[Rows from a dataset]
·····

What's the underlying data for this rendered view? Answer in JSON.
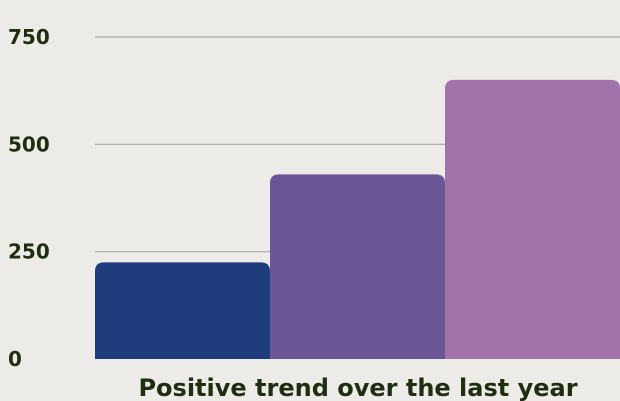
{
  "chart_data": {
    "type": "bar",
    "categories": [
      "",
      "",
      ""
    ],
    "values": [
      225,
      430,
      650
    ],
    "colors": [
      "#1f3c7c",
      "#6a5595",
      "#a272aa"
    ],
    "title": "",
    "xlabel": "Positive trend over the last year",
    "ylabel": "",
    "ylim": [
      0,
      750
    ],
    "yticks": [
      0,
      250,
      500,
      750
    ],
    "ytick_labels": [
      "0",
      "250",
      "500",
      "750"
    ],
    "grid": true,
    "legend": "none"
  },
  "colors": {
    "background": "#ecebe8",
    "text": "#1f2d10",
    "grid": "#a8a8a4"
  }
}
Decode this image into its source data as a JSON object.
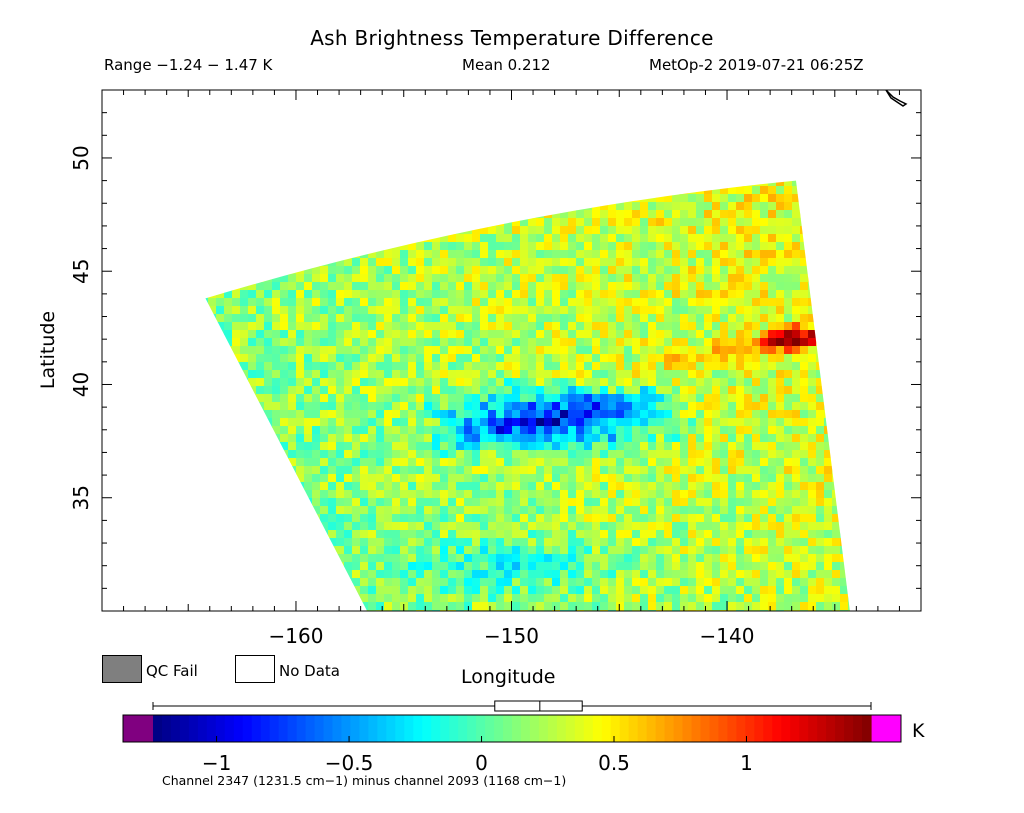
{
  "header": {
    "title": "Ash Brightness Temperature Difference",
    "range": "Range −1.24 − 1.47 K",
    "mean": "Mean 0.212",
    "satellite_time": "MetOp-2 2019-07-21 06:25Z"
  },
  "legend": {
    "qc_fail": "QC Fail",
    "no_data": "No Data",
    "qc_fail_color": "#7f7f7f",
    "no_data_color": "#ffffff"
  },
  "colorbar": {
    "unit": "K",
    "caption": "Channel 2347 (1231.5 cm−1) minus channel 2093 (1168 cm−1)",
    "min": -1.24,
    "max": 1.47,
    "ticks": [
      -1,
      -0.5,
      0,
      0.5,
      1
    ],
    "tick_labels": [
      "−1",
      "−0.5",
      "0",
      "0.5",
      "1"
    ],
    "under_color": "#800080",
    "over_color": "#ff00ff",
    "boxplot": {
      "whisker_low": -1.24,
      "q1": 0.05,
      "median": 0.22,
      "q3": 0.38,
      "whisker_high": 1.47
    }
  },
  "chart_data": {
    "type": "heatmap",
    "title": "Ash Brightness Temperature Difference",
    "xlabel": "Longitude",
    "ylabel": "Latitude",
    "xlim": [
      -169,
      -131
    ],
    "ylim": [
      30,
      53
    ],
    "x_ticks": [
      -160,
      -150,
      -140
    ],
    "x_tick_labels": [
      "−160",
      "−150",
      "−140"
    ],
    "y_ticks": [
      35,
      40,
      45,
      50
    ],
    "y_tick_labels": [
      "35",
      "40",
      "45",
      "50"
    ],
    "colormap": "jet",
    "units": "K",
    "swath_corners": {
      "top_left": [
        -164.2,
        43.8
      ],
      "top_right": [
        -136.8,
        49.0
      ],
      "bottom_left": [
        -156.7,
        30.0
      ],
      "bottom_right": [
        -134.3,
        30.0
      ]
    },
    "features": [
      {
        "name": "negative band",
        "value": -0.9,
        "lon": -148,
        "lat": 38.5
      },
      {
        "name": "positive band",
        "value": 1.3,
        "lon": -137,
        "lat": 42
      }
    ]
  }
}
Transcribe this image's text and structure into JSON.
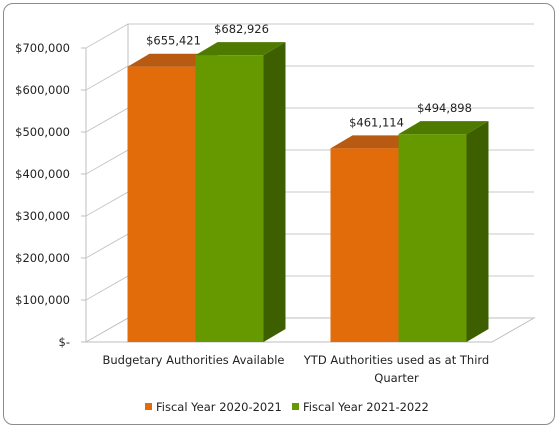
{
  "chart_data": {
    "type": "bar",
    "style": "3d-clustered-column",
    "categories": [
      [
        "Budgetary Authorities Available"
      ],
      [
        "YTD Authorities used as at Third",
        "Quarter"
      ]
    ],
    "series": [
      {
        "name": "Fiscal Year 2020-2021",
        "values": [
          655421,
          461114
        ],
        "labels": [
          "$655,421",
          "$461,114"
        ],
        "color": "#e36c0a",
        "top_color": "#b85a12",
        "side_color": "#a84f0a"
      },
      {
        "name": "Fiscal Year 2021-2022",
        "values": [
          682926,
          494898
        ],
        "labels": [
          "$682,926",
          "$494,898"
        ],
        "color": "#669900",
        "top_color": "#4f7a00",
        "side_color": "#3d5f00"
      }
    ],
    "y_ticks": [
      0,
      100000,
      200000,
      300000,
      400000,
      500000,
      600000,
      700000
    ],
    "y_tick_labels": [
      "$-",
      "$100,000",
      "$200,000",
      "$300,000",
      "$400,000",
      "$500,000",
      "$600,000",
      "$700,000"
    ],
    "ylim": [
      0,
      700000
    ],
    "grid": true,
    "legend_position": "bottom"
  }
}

·····

- [WHAT IS NEEDED]: Transcribe every line from the records above without alteration, and leave out the images.

- [CORRECT ANSWER]:
What's the underlying data for this rendered view? Answer in JSON.
{
  "chart_data": {
    "type": "bar",
    "categories": [
      "",
      "",
      ""
    ],
    "values": [
      225,
      430,
      650
    ],
    "colors": [
      "#1f3c7c",
      "#6a5595",
      "#a272aa"
    ],
    "title": "",
    "xlabel": "Positive trend over the last year",
    "ylabel": "",
    "ylim": [
      0,
      750
    ],
    "yticks": [
      0,
      250,
      500,
      750
    ],
    "ytick_labels": [
      "0",
      "250",
      "500",
      "750"
    ],
    "grid": true,
    "legend": "none"
  },
  "colors": {
    "background": "#ecebe8",
    "text": "#1f2d10",
    "grid": "#a8a8a4"
  }
}
Decode this image into its source data as a JSON object.
{
  "header": {
    "title": "Ash Brightness Temperature Difference",
    "range": "Range −1.24 − 1.47 K",
    "mean": "Mean 0.212",
    "satellite_time": "MetOp-2 2019-07-21 06:25Z"
  },
  "legend": {
    "qc_fail": "QC Fail",
    "no_data": "No Data",
    "qc_fail_color": "#7f7f7f",
    "no_data_color": "#ffffff"
  },
  "colorbar": {
    "unit": "K",
    "caption": "Channel 2347 (1231.5 cm−1) minus channel 2093 (1168 cm−1)",
    "min": -1.24,
    "max": 1.47,
    "ticks": [
      -1,
      -0.5,
      0,
      0.5,
      1
    ],
    "tick_labels": [
      "−1",
      "−0.5",
      "0",
      "0.5",
      "1"
    ],
    "under_color": "#800080",
    "over_color": "#ff00ff",
    "boxplot": {
      "whisker_low": -1.24,
      "q1": 0.05,
      "median": 0.22,
      "q3": 0.38,
      "whisker_high": 1.47
    }
  },
  "chart_data": {
    "type": "heatmap",
    "title": "Ash Brightness Temperature Difference",
    "xlabel": "Longitude",
    "ylabel": "Latitude",
    "xlim": [
      -169,
      -131
    ],
    "ylim": [
      30,
      53
    ],
    "x_ticks": [
      -160,
      -150,
      -140
    ],
    "x_tick_labels": [
      "−160",
      "−150",
      "−140"
    ],
    "y_ticks": [
      35,
      40,
      45,
      50
    ],
    "y_tick_labels": [
      "35",
      "40",
      "45",
      "50"
    ],
    "colormap": "jet",
    "units": "K",
    "swath_corners": {
      "top_left": [
        -164.2,
        43.8
      ],
      "top_right": [
        -136.8,
        49.0
      ],
      "bottom_left": [
        -156.7,
        30.0
      ],
      "bottom_right": [
        -134.3,
        30.0
      ]
    },
    "features": [
      {
        "name": "negative band",
        "value": -0.9,
        "lon": -148,
        "lat": 38.5
      },
      {
        "name": "positive band",
        "value": 1.3,
        "lon": -137,
        "lat": 42
      }
    ]
  }
}
Transcribe this image's text and structure into JSON.
{
  "chart_data": {
    "type": "bar",
    "style": "3d-clustered-column",
    "categories": [
      [
        "Budgetary Authorities Available"
      ],
      [
        "YTD Authorities used as at Third",
        "Quarter"
      ]
    ],
    "series": [
      {
        "name": "Fiscal Year 2020-2021",
        "values": [
          655421,
          461114
        ],
        "labels": [
          "$655,421",
          "$461,114"
        ],
        "color": "#e36c0a",
        "top_color": "#b85a12",
        "side_color": "#a84f0a"
      },
      {
        "name": "Fiscal Year 2021-2022",
        "values": [
          682926,
          494898
        ],
        "labels": [
          "$682,926",
          "$494,898"
        ],
        "color": "#669900",
        "top_color": "#4f7a00",
        "side_color": "#3d5f00"
      }
    ],
    "y_ticks": [
      0,
      100000,
      200000,
      300000,
      400000,
      500000,
      600000,
      700000
    ],
    "y_tick_labels": [
      "$-",
      "$100,000",
      "$200,000",
      "$300,000",
      "$400,000",
      "$500,000",
      "$600,000",
      "$700,000"
    ],
    "ylim": [
      0,
      700000
    ],
    "grid": true,
    "legend_position": "bottom"
  }
}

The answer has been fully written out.